=== Data to use ===
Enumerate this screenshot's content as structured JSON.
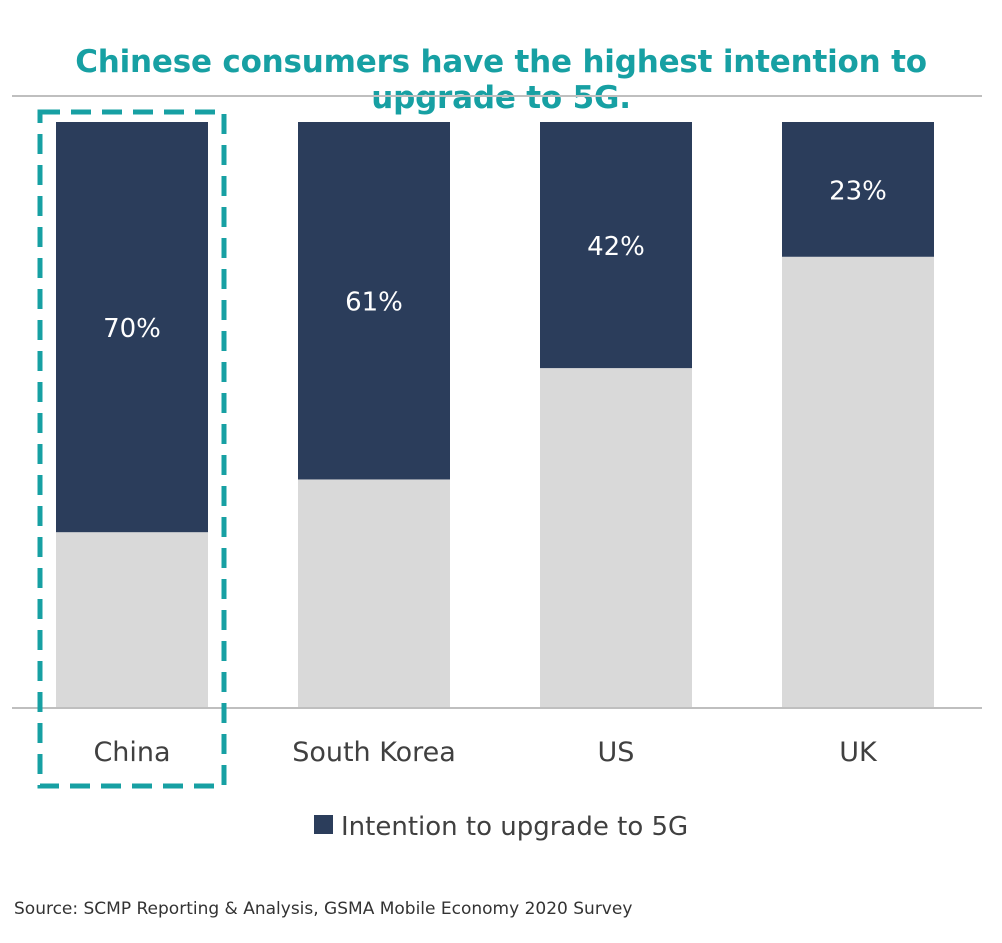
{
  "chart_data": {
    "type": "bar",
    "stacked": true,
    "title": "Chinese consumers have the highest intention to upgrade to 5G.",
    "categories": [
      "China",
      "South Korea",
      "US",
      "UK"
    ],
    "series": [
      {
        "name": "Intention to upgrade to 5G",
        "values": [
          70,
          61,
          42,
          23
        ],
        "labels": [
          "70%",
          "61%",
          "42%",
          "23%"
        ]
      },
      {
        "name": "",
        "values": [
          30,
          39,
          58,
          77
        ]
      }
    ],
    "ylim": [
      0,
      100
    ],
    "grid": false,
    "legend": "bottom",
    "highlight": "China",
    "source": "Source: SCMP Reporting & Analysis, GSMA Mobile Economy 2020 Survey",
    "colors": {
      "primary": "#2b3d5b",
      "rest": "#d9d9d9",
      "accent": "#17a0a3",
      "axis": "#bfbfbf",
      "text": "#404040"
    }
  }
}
===
=== Data to use ===
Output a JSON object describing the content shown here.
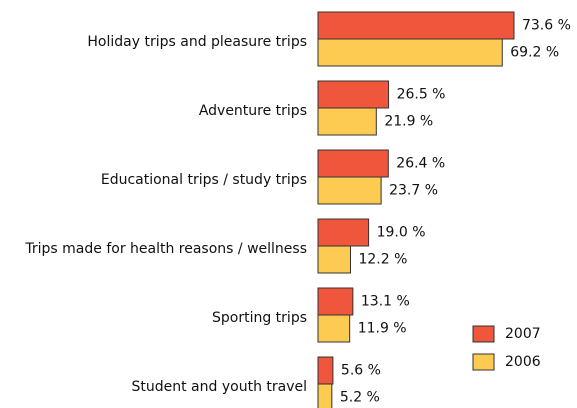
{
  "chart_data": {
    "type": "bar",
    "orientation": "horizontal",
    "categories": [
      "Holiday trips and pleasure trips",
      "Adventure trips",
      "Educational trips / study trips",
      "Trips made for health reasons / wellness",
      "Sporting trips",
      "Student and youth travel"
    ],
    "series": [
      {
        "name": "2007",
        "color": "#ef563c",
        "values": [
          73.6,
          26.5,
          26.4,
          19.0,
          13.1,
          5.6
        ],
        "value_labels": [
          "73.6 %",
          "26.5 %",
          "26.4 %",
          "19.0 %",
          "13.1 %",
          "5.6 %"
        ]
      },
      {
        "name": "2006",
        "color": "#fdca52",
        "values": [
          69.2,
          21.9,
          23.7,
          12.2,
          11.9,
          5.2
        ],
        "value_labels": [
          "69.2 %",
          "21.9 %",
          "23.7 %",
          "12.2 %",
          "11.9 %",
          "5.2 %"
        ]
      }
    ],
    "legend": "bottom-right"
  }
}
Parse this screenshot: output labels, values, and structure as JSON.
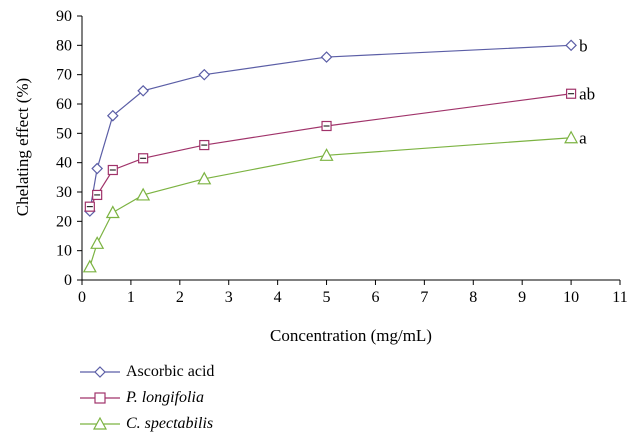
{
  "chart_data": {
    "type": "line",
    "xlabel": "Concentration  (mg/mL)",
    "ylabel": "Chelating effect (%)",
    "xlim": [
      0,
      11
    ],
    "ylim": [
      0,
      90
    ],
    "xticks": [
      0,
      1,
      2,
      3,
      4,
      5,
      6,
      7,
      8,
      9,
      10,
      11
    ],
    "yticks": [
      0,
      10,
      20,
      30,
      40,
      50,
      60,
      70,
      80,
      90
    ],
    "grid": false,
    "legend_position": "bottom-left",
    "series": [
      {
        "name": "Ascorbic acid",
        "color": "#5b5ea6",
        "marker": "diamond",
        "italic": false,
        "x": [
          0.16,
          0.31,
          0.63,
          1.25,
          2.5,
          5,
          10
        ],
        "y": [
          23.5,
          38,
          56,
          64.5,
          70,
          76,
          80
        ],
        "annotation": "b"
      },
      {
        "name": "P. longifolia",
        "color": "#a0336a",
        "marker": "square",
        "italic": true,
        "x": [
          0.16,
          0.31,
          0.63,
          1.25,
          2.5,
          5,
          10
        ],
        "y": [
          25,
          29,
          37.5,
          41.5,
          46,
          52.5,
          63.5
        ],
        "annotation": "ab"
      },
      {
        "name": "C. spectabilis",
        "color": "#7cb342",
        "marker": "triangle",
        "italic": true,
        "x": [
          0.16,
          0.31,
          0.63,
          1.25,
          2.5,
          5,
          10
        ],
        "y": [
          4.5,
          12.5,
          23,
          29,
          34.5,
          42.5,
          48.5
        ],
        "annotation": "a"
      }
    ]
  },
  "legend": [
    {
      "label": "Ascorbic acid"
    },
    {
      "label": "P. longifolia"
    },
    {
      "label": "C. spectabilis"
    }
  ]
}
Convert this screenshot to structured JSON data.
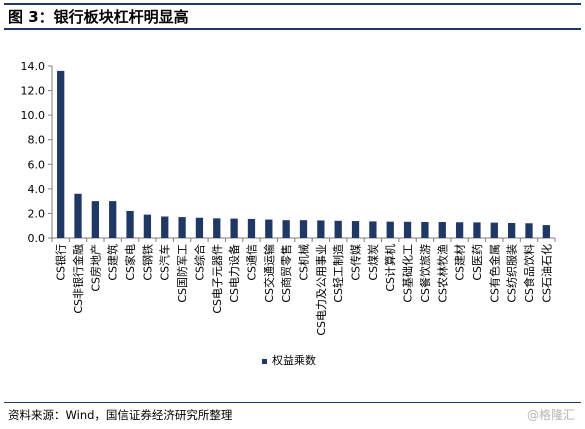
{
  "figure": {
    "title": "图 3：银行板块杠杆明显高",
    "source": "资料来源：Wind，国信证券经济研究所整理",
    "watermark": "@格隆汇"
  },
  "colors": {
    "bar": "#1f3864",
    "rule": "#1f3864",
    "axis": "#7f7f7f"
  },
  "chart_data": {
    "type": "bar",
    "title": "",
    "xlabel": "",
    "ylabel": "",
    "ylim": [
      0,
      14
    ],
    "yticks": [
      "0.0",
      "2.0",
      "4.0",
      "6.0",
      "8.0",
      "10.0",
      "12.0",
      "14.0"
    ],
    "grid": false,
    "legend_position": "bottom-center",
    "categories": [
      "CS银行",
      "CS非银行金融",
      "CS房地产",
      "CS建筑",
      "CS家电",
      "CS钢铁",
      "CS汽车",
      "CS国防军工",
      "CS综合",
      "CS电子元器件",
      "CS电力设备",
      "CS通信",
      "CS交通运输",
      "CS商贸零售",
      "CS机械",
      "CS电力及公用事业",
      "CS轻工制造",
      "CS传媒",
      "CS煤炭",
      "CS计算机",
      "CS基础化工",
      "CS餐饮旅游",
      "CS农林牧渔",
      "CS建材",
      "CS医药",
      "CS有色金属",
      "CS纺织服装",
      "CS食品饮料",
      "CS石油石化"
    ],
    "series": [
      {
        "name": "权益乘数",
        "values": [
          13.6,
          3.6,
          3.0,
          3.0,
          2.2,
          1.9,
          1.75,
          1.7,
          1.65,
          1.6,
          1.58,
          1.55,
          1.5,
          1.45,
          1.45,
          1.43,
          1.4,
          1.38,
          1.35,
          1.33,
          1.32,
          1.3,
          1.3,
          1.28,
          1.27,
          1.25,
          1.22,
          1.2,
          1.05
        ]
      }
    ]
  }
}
===
=== Data to use ===
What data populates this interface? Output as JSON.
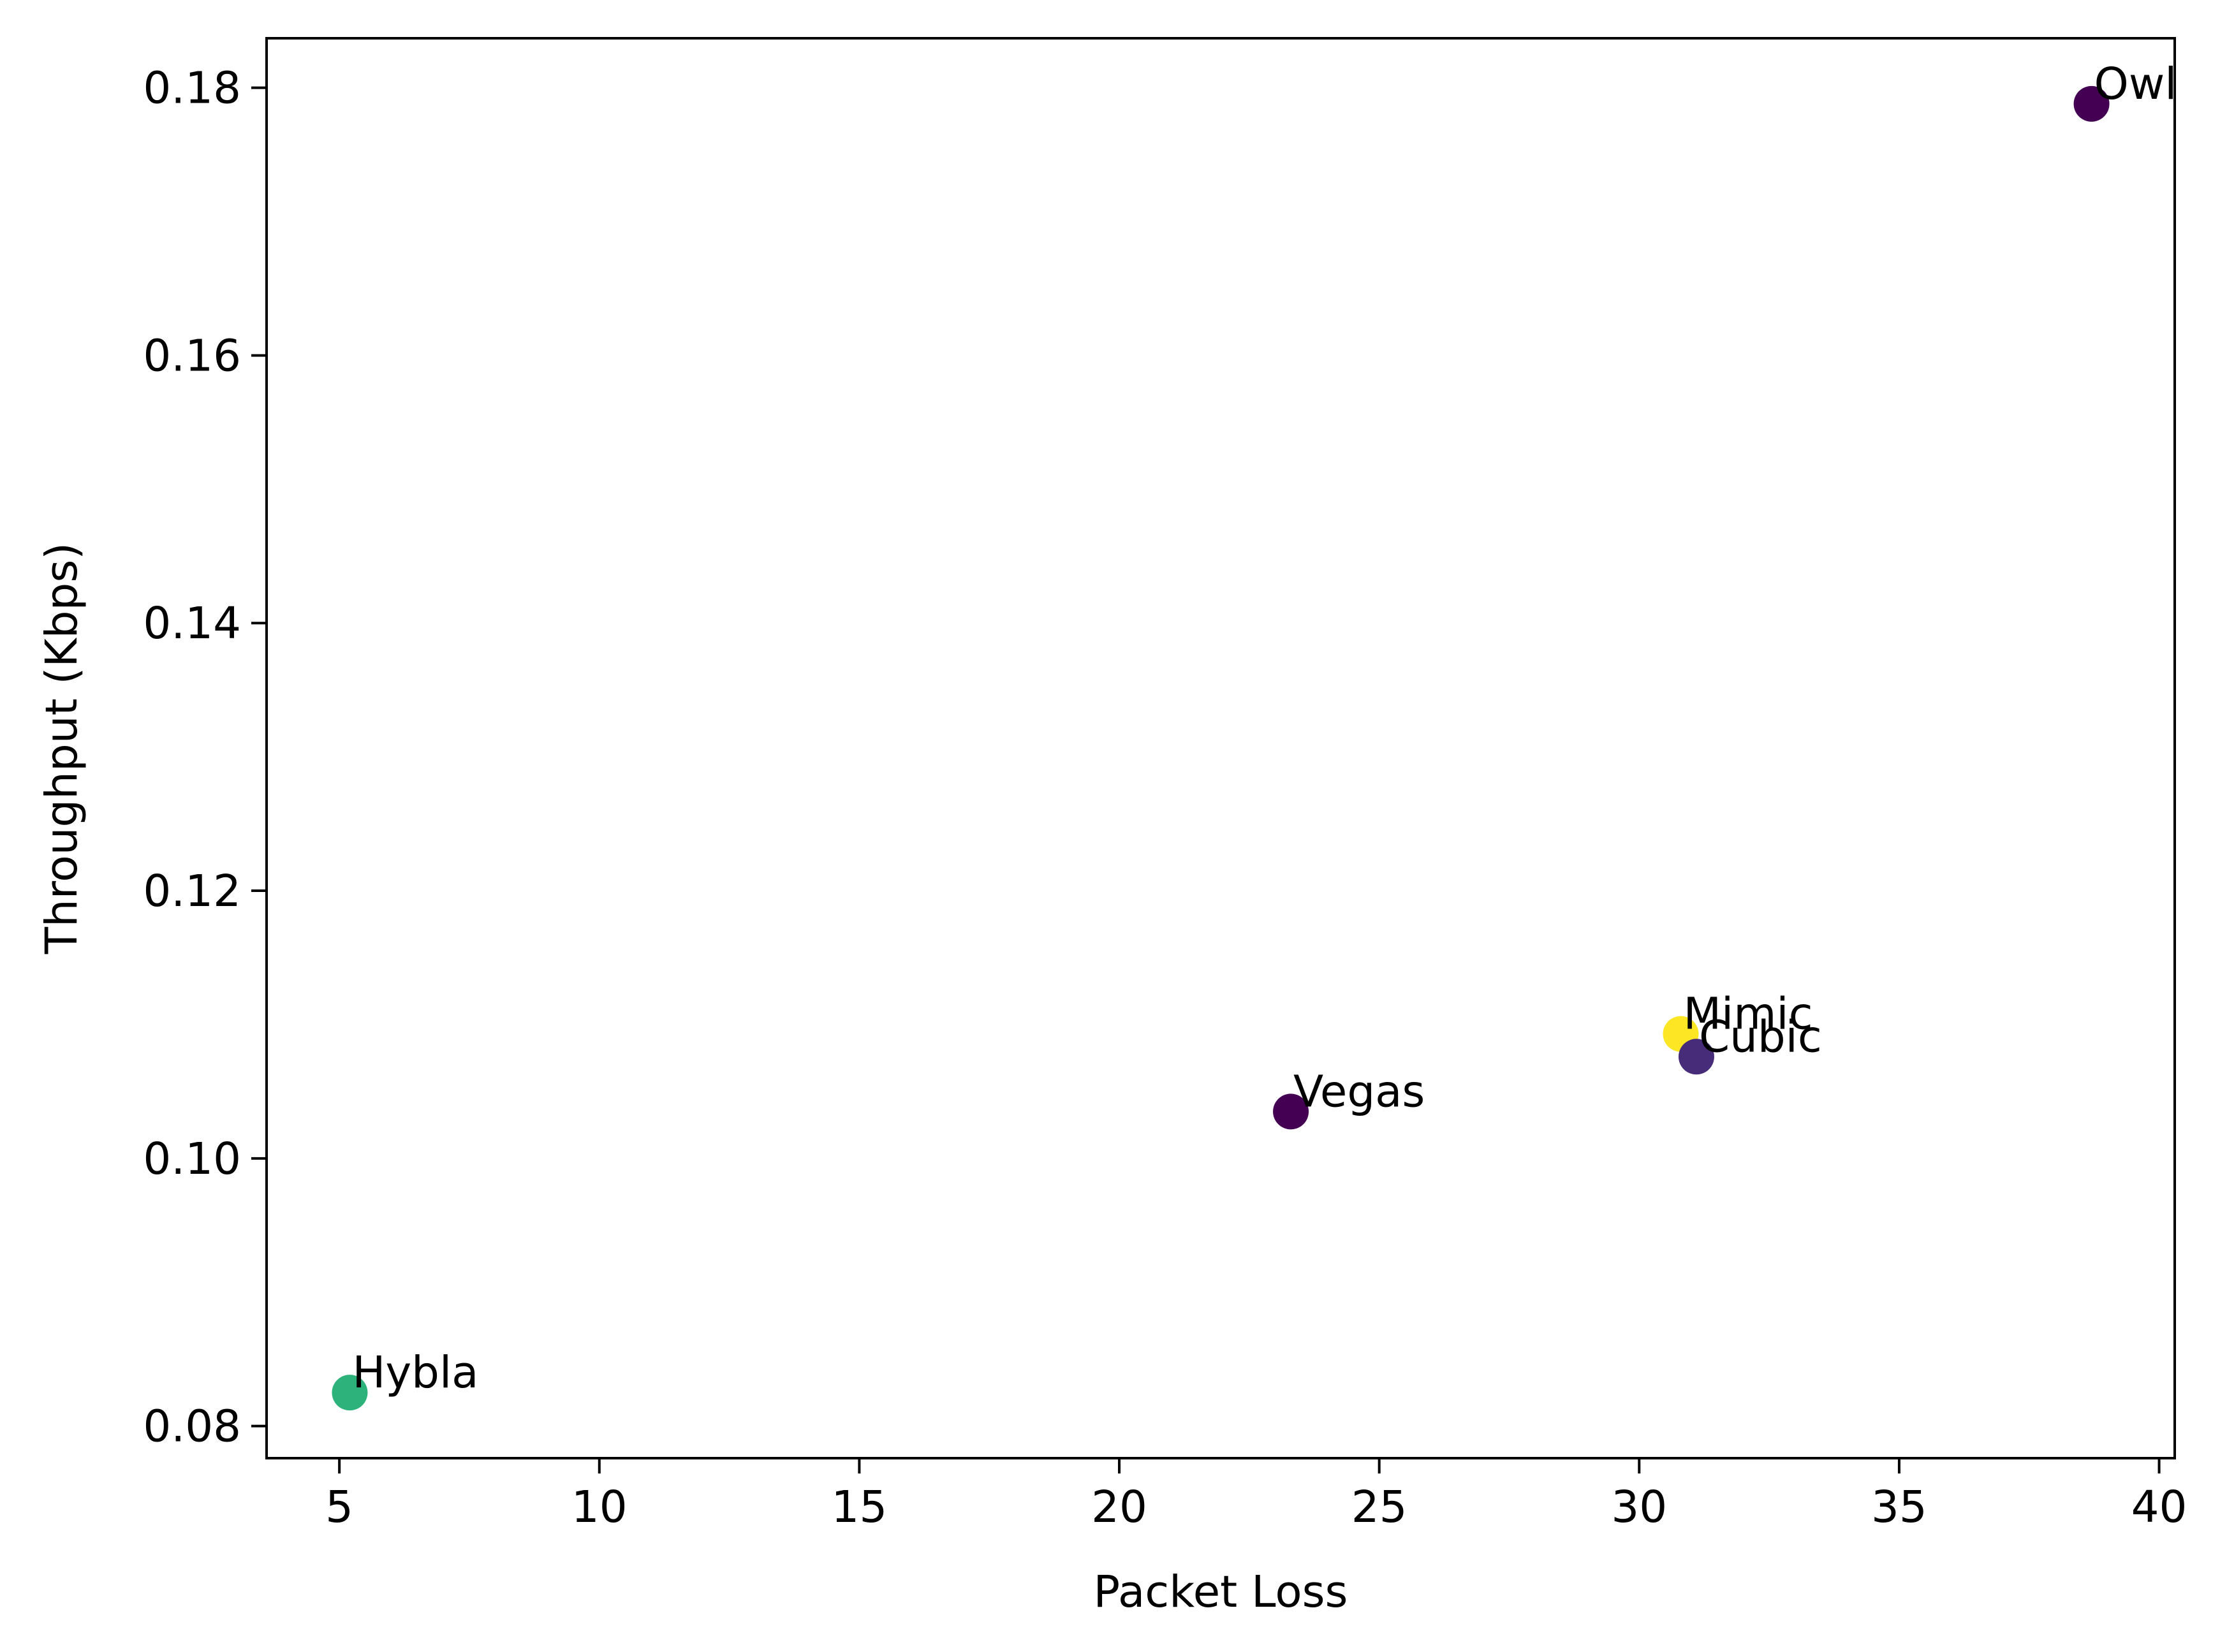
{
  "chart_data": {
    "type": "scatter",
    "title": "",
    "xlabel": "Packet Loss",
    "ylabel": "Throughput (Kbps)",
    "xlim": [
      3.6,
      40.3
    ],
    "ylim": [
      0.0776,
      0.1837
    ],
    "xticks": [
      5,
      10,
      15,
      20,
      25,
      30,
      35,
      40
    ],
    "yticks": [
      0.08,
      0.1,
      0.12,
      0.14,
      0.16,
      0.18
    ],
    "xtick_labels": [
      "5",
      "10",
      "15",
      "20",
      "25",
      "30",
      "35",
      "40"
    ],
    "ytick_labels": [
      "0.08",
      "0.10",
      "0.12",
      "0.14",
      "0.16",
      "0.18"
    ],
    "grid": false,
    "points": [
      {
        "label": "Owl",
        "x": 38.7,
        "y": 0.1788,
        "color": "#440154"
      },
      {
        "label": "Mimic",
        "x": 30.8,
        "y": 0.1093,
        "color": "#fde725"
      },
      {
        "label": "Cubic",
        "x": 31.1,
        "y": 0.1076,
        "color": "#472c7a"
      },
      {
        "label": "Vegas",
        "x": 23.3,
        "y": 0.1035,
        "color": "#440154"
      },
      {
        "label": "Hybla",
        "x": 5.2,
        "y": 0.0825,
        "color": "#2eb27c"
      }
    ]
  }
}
===
_Requirement_. Reply with nothing but the number of lines that contain the word "upgrade".

_Exercise output_. 2